(Recorded data)
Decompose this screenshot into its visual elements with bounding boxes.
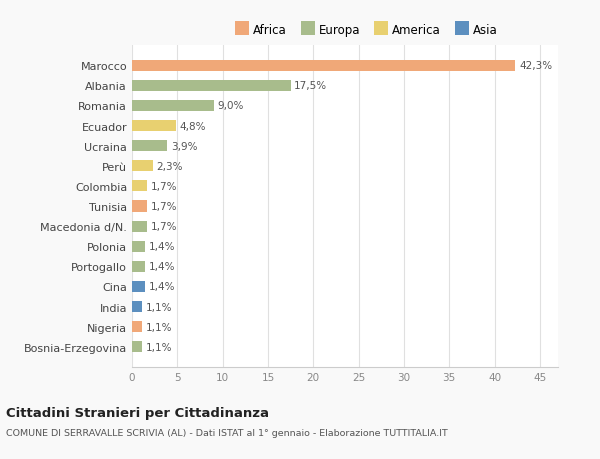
- Text: 1,7%: 1,7%: [151, 222, 178, 232]
- Bar: [132, 261, 145, 272]
- Bar: [132, 61, 515, 72]
- Bar: [132, 221, 148, 232]
- Bar: [132, 341, 142, 353]
- Bar: [132, 241, 145, 252]
- Text: 1,7%: 1,7%: [151, 202, 178, 212]
- Bar: [132, 302, 142, 313]
- Bar: [132, 181, 148, 192]
- Bar: [132, 81, 290, 92]
- Text: Cittadini Stranieri per Cittadinanza: Cittadini Stranieri per Cittadinanza: [6, 406, 269, 419]
- Text: 1,1%: 1,1%: [146, 342, 172, 352]
- Bar: [132, 281, 145, 292]
- Text: 42,3%: 42,3%: [519, 61, 552, 71]
- Text: 1,4%: 1,4%: [148, 262, 175, 272]
- Text: 9,0%: 9,0%: [217, 101, 244, 111]
- Text: 1,7%: 1,7%: [151, 181, 178, 191]
- Bar: [132, 321, 142, 332]
- Legend: Africa, Europa, America, Asia: Africa, Europa, America, Asia: [230, 20, 502, 42]
- Text: COMUNE DI SERRAVALLE SCRIVIA (AL) - Dati ISTAT al 1° gennaio - Elaborazione TUTT: COMUNE DI SERRAVALLE SCRIVIA (AL) - Dati…: [6, 428, 448, 437]
- Bar: [132, 121, 176, 132]
- Text: 17,5%: 17,5%: [294, 81, 328, 91]
- Bar: [132, 141, 167, 152]
- Text: 2,3%: 2,3%: [157, 162, 183, 171]
- Bar: [132, 161, 153, 172]
- Text: 1,1%: 1,1%: [146, 322, 172, 332]
- Bar: [132, 101, 214, 112]
- Text: 3,9%: 3,9%: [171, 141, 197, 151]
- Text: 1,4%: 1,4%: [148, 282, 175, 292]
- Text: 1,1%: 1,1%: [146, 302, 172, 312]
- Text: 1,4%: 1,4%: [148, 242, 175, 252]
- Text: 4,8%: 4,8%: [179, 121, 206, 131]
- Bar: [132, 201, 148, 212]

### [Goal]
Present every line of the material as a Markdown table with the columns "Row" and "Line," numbering the rows and skipping blank lines. Omit the pictures from the table.

### [Correct result]
| Row | Line |
|---|---|
| 1 | Decompose this screenshot into its visual elements with bounding boxes. |
| 2 | - Text: 1,7%: 1,7%: [151, 222, 178, 232] |
| 3 | - Bar: [132, 261, 145, 272] |
| 4 | - Bar: [132, 61, 515, 72] |
| 5 | - Bar: [132, 221, 148, 232] |
| 6 | - Bar: [132, 341, 142, 353] |
| 7 | - Bar: [132, 241, 145, 252] |
| 8 | - Text: 1,7%: 1,7%: [151, 202, 178, 212] |
| 9 | - Bar: [132, 302, 142, 313] |
| 10 | - Bar: [132, 181, 148, 192] |
| 11 | - Bar: [132, 81, 290, 92] |
| 12 | - Text: Cittadini Stranieri per Cittadinanza: Cittadini Stranieri per Cittadinanza: [6, 406, 269, 419] |
| 13 | - Text: 1,1%: 1,1%: [146, 342, 172, 352] |
| 14 | - Bar: [132, 281, 145, 292] |
| 15 | - Text: 42,3%: 42,3%: [519, 61, 552, 71] |
| 16 | - Text: 1,4%: 1,4%: [148, 262, 175, 272] |
| 17 | - Text: 9,0%: 9,0%: [217, 101, 244, 111] |
| 18 | - Text: 1,7%: 1,7%: [151, 181, 178, 191] |
| 19 | - Bar: [132, 321, 142, 332] |
| 20 | - Legend: Africa, Europa, America, Asia: Africa, Europa, America, Asia: [230, 20, 502, 42] |
| 21 | - Text: COMUNE DI SERRAVALLE SCRIVIA (AL) - Dati ISTAT al 1° gennaio - Elaborazione TUTT: COMUNE DI SERRAVALLE SCRIVIA (AL) - Dati…: [6, 428, 448, 437] |
| 22 | - Bar: [132, 121, 176, 132] |
| 23 | - Text: 17,5%: 17,5%: [294, 81, 328, 91] |
| 24 | - Bar: [132, 141, 167, 152] |
| 25 | - Text: 2,3%: 2,3%: [157, 162, 183, 171] |
| 26 | - Bar: [132, 161, 153, 172] |
| 27 | - Text: 1,1%: 1,1%: [146, 322, 172, 332] |
| 28 | - Bar: [132, 101, 214, 112] |
| 29 | - Text: 3,9%: 3,9%: [171, 141, 197, 151] |
| 30 | - Text: 1,4%: 1,4%: [148, 282, 175, 292] |
| 31 | - Text: 1,1%: 1,1%: [146, 302, 172, 312] |
| 32 | - Text: 1,4%: 1,4%: [148, 242, 175, 252] |
| 33 | - Text: 4,8%: 4,8%: [179, 121, 206, 131] |
| 34 | - Bar: [132, 201, 148, 212] |